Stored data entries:
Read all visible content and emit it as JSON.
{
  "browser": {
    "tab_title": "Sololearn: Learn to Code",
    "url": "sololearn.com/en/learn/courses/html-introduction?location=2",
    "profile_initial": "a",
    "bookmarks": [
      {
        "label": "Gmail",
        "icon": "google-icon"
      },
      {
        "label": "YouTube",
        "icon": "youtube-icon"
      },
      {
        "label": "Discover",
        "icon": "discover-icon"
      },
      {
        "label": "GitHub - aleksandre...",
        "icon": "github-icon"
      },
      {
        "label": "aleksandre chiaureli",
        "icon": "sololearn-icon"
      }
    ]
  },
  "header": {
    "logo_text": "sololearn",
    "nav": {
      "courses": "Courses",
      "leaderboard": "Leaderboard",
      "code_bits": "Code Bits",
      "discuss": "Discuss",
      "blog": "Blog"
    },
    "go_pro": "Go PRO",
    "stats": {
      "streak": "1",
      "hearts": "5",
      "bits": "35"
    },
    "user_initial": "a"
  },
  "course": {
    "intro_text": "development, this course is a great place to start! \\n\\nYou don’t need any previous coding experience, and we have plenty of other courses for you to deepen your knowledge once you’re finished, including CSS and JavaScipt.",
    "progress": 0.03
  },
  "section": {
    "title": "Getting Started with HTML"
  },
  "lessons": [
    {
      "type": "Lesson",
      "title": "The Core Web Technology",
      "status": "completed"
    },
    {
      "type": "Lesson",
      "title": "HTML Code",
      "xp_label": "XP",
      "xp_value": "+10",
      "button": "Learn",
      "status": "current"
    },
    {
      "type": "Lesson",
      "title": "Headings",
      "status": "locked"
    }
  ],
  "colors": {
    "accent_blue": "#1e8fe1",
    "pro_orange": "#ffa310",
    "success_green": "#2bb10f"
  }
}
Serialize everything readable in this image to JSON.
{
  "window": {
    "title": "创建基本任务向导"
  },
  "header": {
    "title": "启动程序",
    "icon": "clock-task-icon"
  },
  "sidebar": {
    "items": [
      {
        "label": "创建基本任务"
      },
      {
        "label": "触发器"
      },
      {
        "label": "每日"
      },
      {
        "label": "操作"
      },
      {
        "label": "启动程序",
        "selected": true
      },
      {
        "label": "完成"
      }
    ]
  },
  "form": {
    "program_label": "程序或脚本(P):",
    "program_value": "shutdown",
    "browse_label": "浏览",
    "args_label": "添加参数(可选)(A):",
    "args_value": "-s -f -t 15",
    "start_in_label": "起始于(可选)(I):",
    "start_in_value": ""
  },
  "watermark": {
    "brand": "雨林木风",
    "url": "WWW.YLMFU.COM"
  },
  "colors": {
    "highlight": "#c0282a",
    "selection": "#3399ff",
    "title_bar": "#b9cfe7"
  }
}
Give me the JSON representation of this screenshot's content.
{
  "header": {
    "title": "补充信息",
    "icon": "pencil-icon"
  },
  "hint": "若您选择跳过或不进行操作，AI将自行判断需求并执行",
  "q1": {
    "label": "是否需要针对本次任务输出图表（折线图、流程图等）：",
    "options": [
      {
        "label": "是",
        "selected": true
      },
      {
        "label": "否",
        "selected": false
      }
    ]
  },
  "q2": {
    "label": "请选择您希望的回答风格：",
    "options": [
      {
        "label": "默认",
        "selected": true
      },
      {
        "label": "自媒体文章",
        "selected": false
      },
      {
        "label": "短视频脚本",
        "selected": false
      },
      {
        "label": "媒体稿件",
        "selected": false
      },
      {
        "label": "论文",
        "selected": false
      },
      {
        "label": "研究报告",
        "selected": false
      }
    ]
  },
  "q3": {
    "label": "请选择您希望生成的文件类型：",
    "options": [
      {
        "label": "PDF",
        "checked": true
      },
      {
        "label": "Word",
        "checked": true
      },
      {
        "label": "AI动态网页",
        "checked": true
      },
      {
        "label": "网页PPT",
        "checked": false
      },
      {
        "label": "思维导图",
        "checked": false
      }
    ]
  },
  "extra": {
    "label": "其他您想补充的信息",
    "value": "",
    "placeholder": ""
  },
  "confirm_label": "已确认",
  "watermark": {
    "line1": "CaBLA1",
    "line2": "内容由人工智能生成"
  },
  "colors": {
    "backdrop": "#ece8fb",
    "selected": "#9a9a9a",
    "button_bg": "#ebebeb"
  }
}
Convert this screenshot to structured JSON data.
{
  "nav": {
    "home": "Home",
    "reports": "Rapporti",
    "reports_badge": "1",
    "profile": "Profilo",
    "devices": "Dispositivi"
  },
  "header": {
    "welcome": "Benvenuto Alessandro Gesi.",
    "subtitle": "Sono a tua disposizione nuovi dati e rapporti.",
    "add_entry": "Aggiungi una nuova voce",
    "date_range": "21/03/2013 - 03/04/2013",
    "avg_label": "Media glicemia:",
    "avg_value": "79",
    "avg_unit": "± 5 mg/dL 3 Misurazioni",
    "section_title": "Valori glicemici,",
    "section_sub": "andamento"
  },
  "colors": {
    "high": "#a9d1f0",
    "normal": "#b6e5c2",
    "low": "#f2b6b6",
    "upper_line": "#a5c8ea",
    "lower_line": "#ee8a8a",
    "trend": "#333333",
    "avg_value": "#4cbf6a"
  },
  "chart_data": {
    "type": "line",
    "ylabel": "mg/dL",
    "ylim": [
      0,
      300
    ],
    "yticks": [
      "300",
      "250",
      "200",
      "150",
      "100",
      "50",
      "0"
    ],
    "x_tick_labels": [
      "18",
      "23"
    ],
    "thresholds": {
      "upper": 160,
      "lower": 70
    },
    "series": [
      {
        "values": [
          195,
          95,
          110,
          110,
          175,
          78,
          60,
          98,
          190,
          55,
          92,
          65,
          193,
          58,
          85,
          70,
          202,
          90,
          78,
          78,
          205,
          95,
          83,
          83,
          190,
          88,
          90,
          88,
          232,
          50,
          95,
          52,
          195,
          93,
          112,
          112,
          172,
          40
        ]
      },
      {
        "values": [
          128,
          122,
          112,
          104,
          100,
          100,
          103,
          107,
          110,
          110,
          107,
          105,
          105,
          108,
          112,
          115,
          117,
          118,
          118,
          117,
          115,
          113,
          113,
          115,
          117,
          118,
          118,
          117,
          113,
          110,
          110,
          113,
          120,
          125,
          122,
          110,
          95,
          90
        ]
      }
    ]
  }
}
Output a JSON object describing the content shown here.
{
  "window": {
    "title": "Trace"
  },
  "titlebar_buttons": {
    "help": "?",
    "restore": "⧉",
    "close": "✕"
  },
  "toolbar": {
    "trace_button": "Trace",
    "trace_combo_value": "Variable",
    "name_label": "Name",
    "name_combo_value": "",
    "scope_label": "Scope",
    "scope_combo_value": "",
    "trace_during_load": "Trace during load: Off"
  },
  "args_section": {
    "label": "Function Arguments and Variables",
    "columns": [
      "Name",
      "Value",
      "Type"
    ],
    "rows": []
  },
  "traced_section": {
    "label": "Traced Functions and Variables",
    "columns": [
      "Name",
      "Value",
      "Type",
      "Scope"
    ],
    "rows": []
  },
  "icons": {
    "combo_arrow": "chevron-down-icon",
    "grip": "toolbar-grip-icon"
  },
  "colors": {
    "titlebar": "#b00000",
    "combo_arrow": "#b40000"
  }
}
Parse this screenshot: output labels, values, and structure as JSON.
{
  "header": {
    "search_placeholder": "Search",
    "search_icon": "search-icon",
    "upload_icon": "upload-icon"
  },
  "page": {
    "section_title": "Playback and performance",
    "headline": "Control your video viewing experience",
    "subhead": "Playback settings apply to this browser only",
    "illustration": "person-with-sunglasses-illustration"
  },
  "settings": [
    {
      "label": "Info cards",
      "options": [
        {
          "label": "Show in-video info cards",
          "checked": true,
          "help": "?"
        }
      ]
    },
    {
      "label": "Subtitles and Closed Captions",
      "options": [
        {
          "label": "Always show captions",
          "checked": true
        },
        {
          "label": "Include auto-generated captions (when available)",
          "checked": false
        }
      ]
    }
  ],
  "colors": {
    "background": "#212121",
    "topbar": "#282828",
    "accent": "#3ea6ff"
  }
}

Aim of the exercise: Wherever a line in the data above holds "status", copy that line.

Correct output:
      "status": "completed"
      "status": "current"
      "status": "locked"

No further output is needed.